GOAL OF THE EXERCISE: Transcribe every entry word for word. Skip the pictures.

[Data extracted from a collection]
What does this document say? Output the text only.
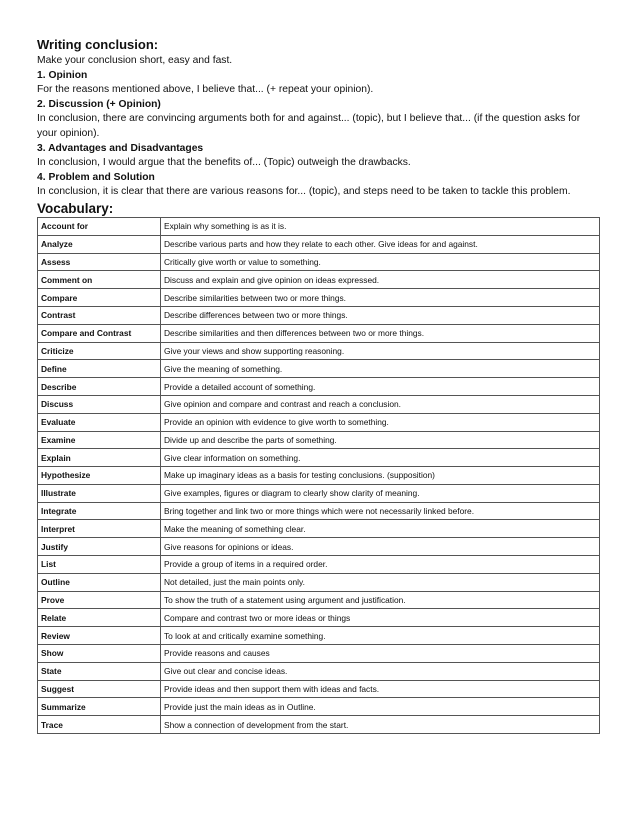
Writing conclusion:
Make your conclusion short, easy and fast.
1. Opinion
For the reasons mentioned above, I believe that... (+ repeat your opinion).
2. Discussion (+ Opinion)
In conclusion, there are convincing arguments both for and against... (topic), but I believe that... (if the question asks for
your opinion).
3. Advantages and Disadvantages
In conclusion, I would argue that the benefits of... (Topic) outweigh the drawbacks.
4. Problem and Solution
In conclusion, it is clear that there are various reasons for... (topic), and steps need to be taken to tackle this problem.
Vocabulary:
Account for	Explain why something is as it is.
Analyze	Describe various parts and how they relate to each other. Give ideas for and against.
Assess	Critically give worth or value to something.
Comment on	Discuss and explain and give opinion on ideas expressed.
Compare	Describe similarities between two or more things.
Contrast	Describe differences between two or more things.
Compare and Contrast	Describe similarities and then differences between two or more things.
Criticize	Give your views and show supporting reasoning.
Define	Give the meaning of something.
Describe	Provide a detailed account of something.
Discuss	Give opinion and compare and contrast and reach a conclusion.
Evaluate	Provide an opinion with evidence to give worth to something.
Examine	Divide up and describe the parts of something.
Explain	Give clear information on something.
Hypothesize	Make up imaginary ideas as a basis for testing conclusions. (supposition)
Illustrate	Give examples, figures or diagram to clearly show clarity of meaning.
Integrate	Bring together and link two or more things which were not necessarily linked before.
Interpret	Make the meaning of something clear.
Justify	Give reasons for opinions or ideas.
List	Provide a group of items in a required order.
Outline	Not detailed, just the main points only.
Prove	To show the truth of a statement using argument and justification.
Relate	Compare and contrast two or more ideas or things
Review	To look at and critically examine something.
Show	Provide reasons and causes
State	Give out clear and concise ideas.
Suggest	Provide ideas and then support them with ideas and facts.
Summarize	Provide just the main ideas as in Outline.
Trace	Show a connection of development from the start.
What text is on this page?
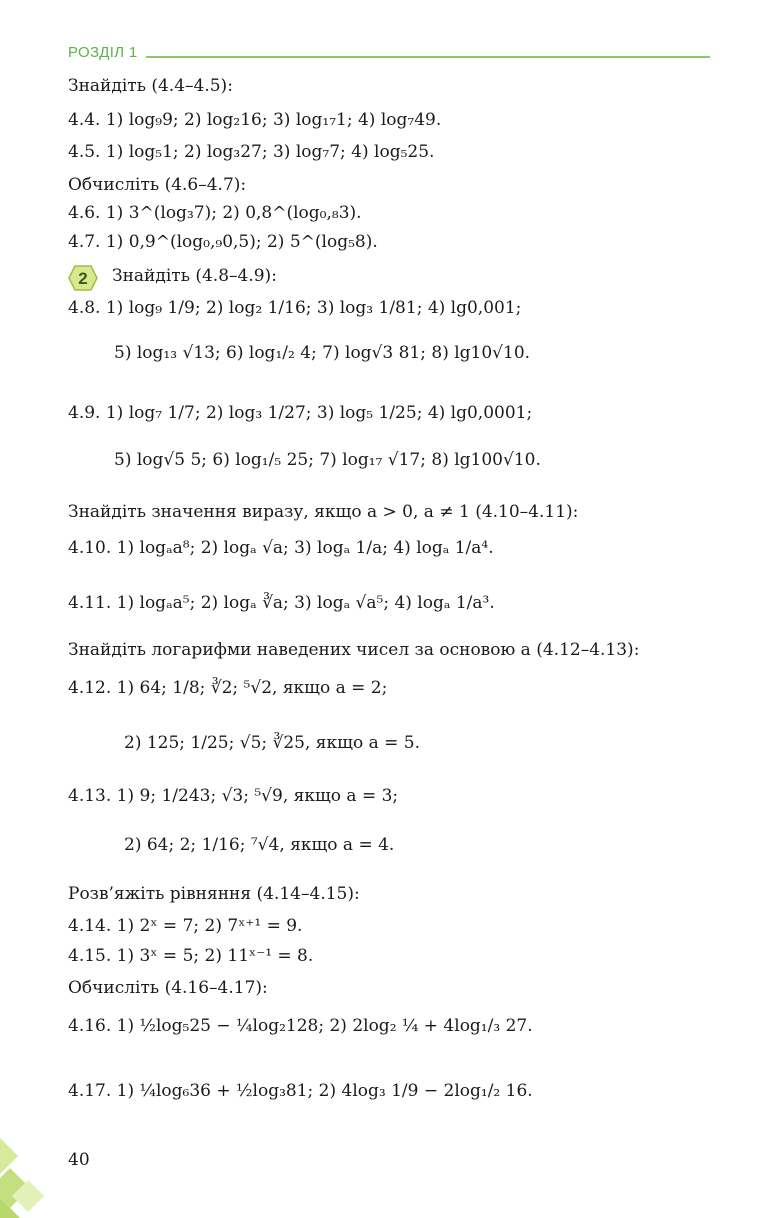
РОЗДІЛ 1
Знайдіть (4.4–4.5):
4.4. 1) log₉9; 2) log₂16; 3) log₁₇1; 4) log₇49.
4.5. 1) log₅1; 2) log₃27; 3) log₇7; 4) log₅25.
Обчисліть (4.6–4.7):
4.6. 1) 3^(log₃7); 2) 0,8^(log₀,₈3).
4.7. 1) 0,9^(log₀,₉0,5); 2) 5^(log₅8).
2 Знайдіть (4.8–4.9):
4.8. 1) log₉ 1/9; 2) log₂ 1/16; 3) log₃ 1/81; 4) lg0,001;
5) log₁₃ √13; 6) log₁/₂ 4; 7) log√3 81; 8) lg10√10.
4.9. 1) log₇ 1/7; 2) log₃ 1/27; 3) log₅ 1/25; 4) lg0,0001;
5) log√5 5; 6) log₁/₅ 25; 7) log₁₇ √17; 8) lg100√10.
Знайдіть значення виразу, якщо a > 0, a ≠ 1 (4.10–4.11):
4.10. 1) logₐa⁸; 2) logₐ √a; 3) logₐ 1/a; 4) logₐ 1/a⁴.
4.11. 1) logₐa⁵; 2) logₐ ∛a; 3) logₐ √a⁵; 4) logₐ 1/a³.
Знайдіть логарифми наведених чисел за основою a (4.12–4.13):
4.12. 1) 64; 1/8; ∛2; ⁵√2, якщо a = 2;
2) 125; 1/25; √5; ∛25, якщо a = 5.
4.13. 1) 9; 1/243; √3; ⁵√9, якщо a = 3;
2) 64; 2; 1/16; ⁷√4, якщо a = 4.
Розв’яжіть рівняння (4.14–4.15):
4.14. 1) 2ˣ = 7; 2) 7ˣ⁺¹ = 9.
4.15. 1) 3ˣ = 5; 2) 11ˣ⁻¹ = 8.
Обчисліть (4.16–4.17):
4.16. 1) ½log₅25 − ¼log₂128; 2) 2log₂ ¼ + 4log₁/₃ 27.
4.17. 1) ¼log₆36 + ½log₃81; 2) 4log₃ 1/9 − 2log₁/₂ 16.
40
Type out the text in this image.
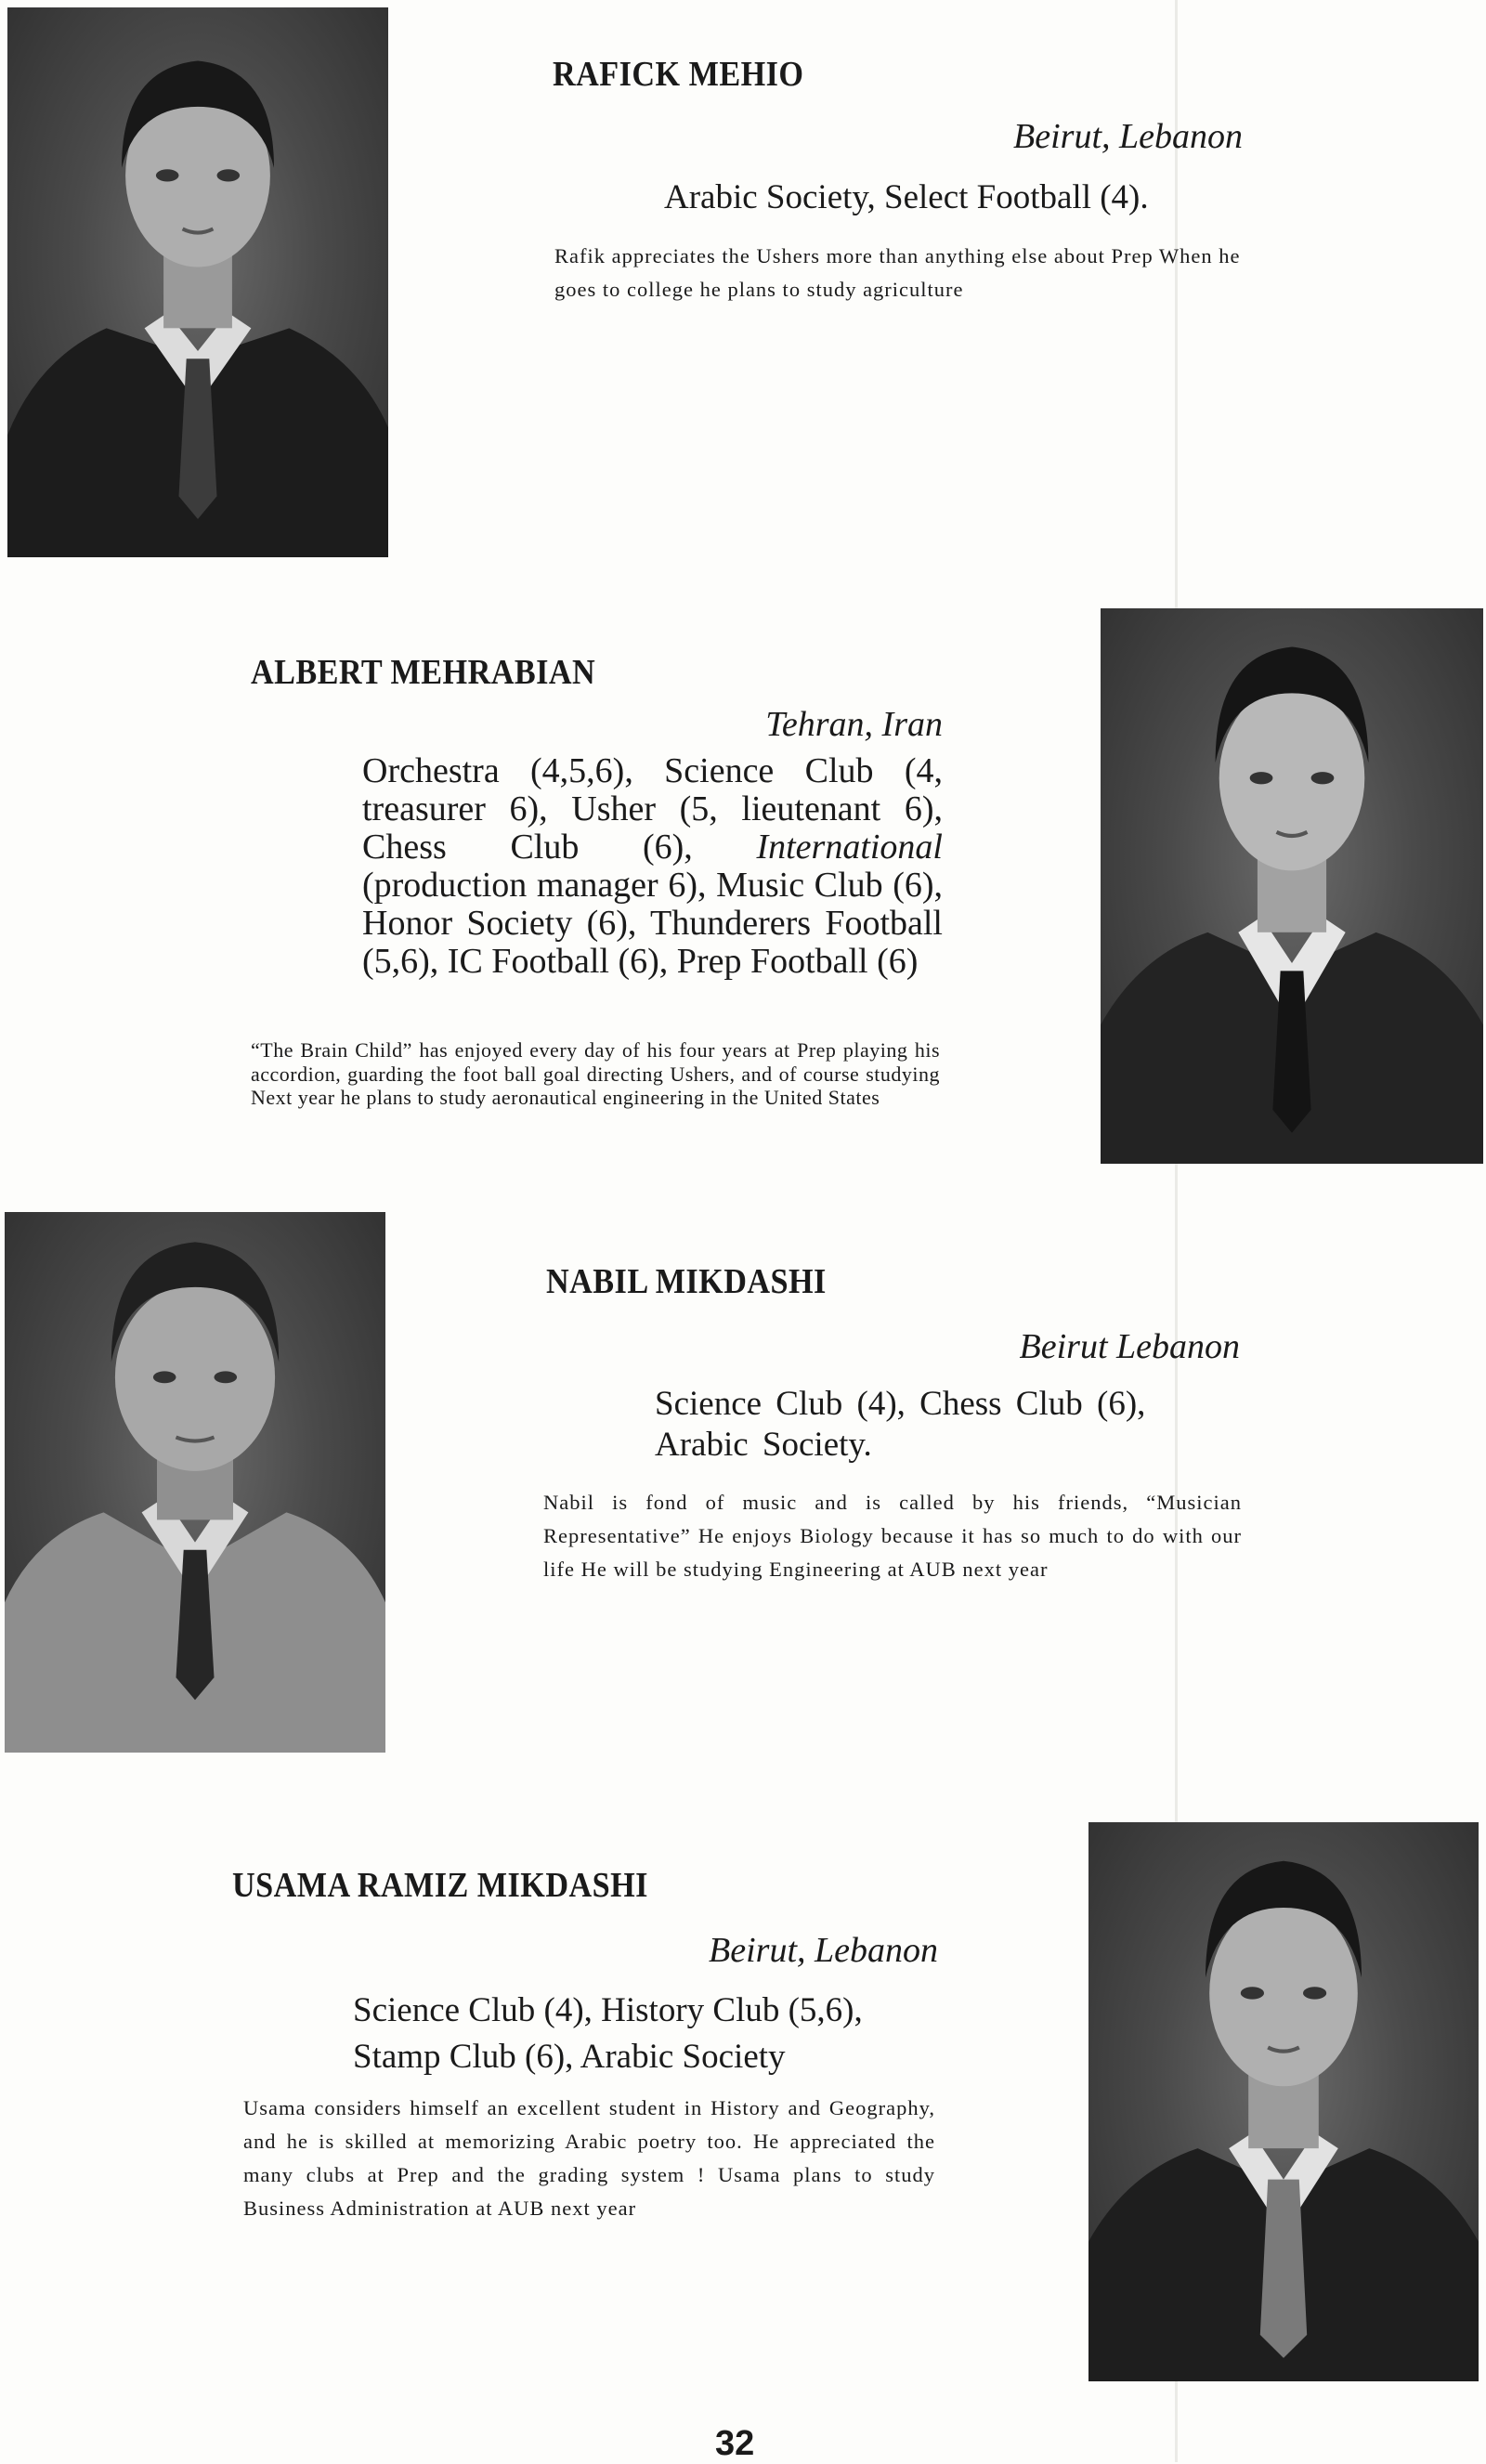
RAFICK MEHIO
Beirut, Lebanon
Arabic Society, Select Football (4).
Rafik appreciates the Ushers more than anything else about Prep When he goes to college he plans to study agriculture
ALBERT MEHRABIAN
Tehran, Iran
Orchestra (4,5,6), Science Club (4, treasurer 6), Usher (5, lieutenant 6), Chess Club (6), International (production manager 6), Music Club (6), Honor Society (6), Thunderers Football (5,6), IC Football (6), Prep Football (6)
“The Brain Child” has enjoyed every day of his four years at Prep playing his accordion, guarding the foot ball goal directing Ushers, and of course studying Next year he plans to study aeronautical engineering in the United States
NABIL MIKDASHI
Beirut Lebanon
Science Club (4), Chess Club (6), Arabic Society.
Nabil is fond of music and is called by his friends, “Musician Representative” He enjoys Biology because it has so much to do with our life He will be studying Engineering at AUB next year
USAMA RAMIZ MIKDASHI
Beirut, Lebanon
Science Club (4), History Club (5,6), Stamp Club (6), Arabic Society
Usama considers himself an excellent student in History and Geography, and he is skilled at memorizing Arabic poetry too. He appreciated the many clubs at Prep and the grading system ! Usama plans to study Business Administration at AUB next year
32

COMPLETED EXERCISE:
What does this document say? Output the text only.
Writing conclusion:
Make your conclusion short, easy and fast.
1. Opinion
For the reasons mentioned above, I believe that... (+ repeat your opinion).
2. Discussion (+ Opinion)
In conclusion, there are convincing arguments both for and against... (topic), but I believe that... (if the question asks for
your opinion).
3. Advantages and Disadvantages
In conclusion, I would argue that the benefits of... (Topic) outweigh the drawbacks.
4. Problem and Solution
In conclusion, it is clear that there are various reasons for... (topic), and steps need to be taken to tackle this problem.
Vocabulary:
Account for	Explain why something is as it is.
Analyze	Describe various parts and how they relate to each other. Give ideas for and against.
Assess	Critically give worth or value to something.
Comment on	Discuss and explain and give opinion on ideas expressed.
Compare	Describe similarities between two or more things.
Contrast	Describe differences between two or more things.
Compare and Contrast	Describe similarities and then differences between two or more things.
Criticize	Give your views and show supporting reasoning.
Define	Give the meaning of something.
Describe	Provide a detailed account of something.
Discuss	Give opinion and compare and contrast and reach a conclusion.
Evaluate	Provide an opinion with evidence to give worth to something.
Examine	Divide up and describe the parts of something.
Explain	Give clear information on something.
Hypothesize	Make up imaginary ideas as a basis for testing conclusions. (supposition)
Illustrate	Give examples, figures or diagram to clearly show clarity of meaning.
Integrate	Bring together and link two or more things which were not necessarily linked before.
Interpret	Make the meaning of something clear.
Justify	Give reasons for opinions or ideas.
List	Provide a group of items in a required order.
Outline	Not detailed, just the main points only.
Prove	To show the truth of a statement using argument and justification.
Relate	Compare and contrast two or more ideas or things
Review	To look at and critically examine something.
Show	Provide reasons and causes
State	Give out clear and concise ideas.
Suggest	Provide ideas and then support them with ideas and facts.
Summarize	Provide just the main ideas as in Outline.
Trace	Show a connection of development from the start.
What text is on this page?
РОЗДІЛ 1
Знайдіть (4.4–4.5):
4.4. 1) log₉9; 2) log₂16; 3) log₁₇1; 4) log₇49.
4.5. 1) log₅1; 2) log₃27; 3) log₇7; 4) log₅25.
Обчисліть (4.6–4.7):
4.6. 1) 3^(log₃7); 2) 0,8^(log₀,₈3).
4.7. 1) 0,9^(log₀,₉0,5); 2) 5^(log₅8).
2 Знайдіть (4.8–4.9):
4.8. 1) log₉ 1/9; 2) log₂ 1/16; 3) log₃ 1/81; 4) lg0,001;
5) log₁₃ √13; 6) log₁/₂ 4; 7) log√3 81; 8) lg10√10.
4.9. 1) log₇ 1/7; 2) log₃ 1/27; 3) log₅ 1/25; 4) lg0,0001;
5) log√5 5; 6) log₁/₅ 25; 7) log₁₇ √17; 8) lg100√10.
Знайдіть значення виразу, якщо a > 0, a ≠ 1 (4.10–4.11):
4.10. 1) logₐa⁸; 2) logₐ √a; 3) logₐ 1/a; 4) logₐ 1/a⁴.
4.11. 1) logₐa⁵; 2) logₐ ∛a; 3) logₐ √a⁵; 4) logₐ 1/a³.
Знайдіть логарифми наведених чисел за основою a (4.12–4.13):
4.12. 1) 64; 1/8; ∛2; ⁵√2, якщо a = 2;
2) 125; 1/25; √5; ∛25, якщо a = 5.
4.13. 1) 9; 1/243; √3; ⁵√9, якщо a = 3;
2) 64; 2; 1/16; ⁷√4, якщо a = 4.
Розв’яжіть рівняння (4.14–4.15):
4.14. 1) 2ˣ = 7; 2) 7ˣ⁺¹ = 9.
4.15. 1) 3ˣ = 5; 2) 11ˣ⁻¹ = 8.
Обчисліть (4.16–4.17):
4.16. 1) ½log₅25 − ¼log₂128; 2) 2log₂ ¼ + 4log₁/₃ 27.
4.17. 1) ¼log₆36 + ½log₃81; 2) 4log₃ 1/9 − 2log₁/₂ 16.
40
Type out the text in this image.
RAFICK MEHIO
Beirut, Lebanon
Arabic Society, Select Football (4).
Rafik appreciates the Ushers more than anything else about Prep When he goes to college he plans to study agriculture
ALBERT MEHRABIAN
Tehran, Iran
Orchestra (4,5,6), Science Club (4, treasurer 6), Usher (5, lieutenant 6), Chess Club (6), International (production manager 6), Music Club (6), Honor Society (6), Thunderers Football (5,6), IC Football (6), Prep Football (6)
“The Brain Child” has enjoyed every day of his four years at Prep playing his accordion, guarding the foot ball goal directing Ushers, and of course studying Next year he plans to study aeronautical engineering in the United States
NABIL MIKDASHI
Beirut Lebanon
Science Club (4), Chess Club (6), Arabic Society.
Nabil is fond of music and is called by his friends, “Musician Representative” He enjoys Biology because it has so much to do with our life He will be studying Engineering at AUB next year
USAMA RAMIZ MIKDASHI
Beirut, Lebanon
Science Club (4), History Club (5,6), Stamp Club (6), Arabic Society
Usama considers himself an excellent student in History and Geography, and he is skilled at memorizing Arabic poetry too. He appreciated the many clubs at Prep and the grading system ! Usama plans to study Business Administration at AUB next year
32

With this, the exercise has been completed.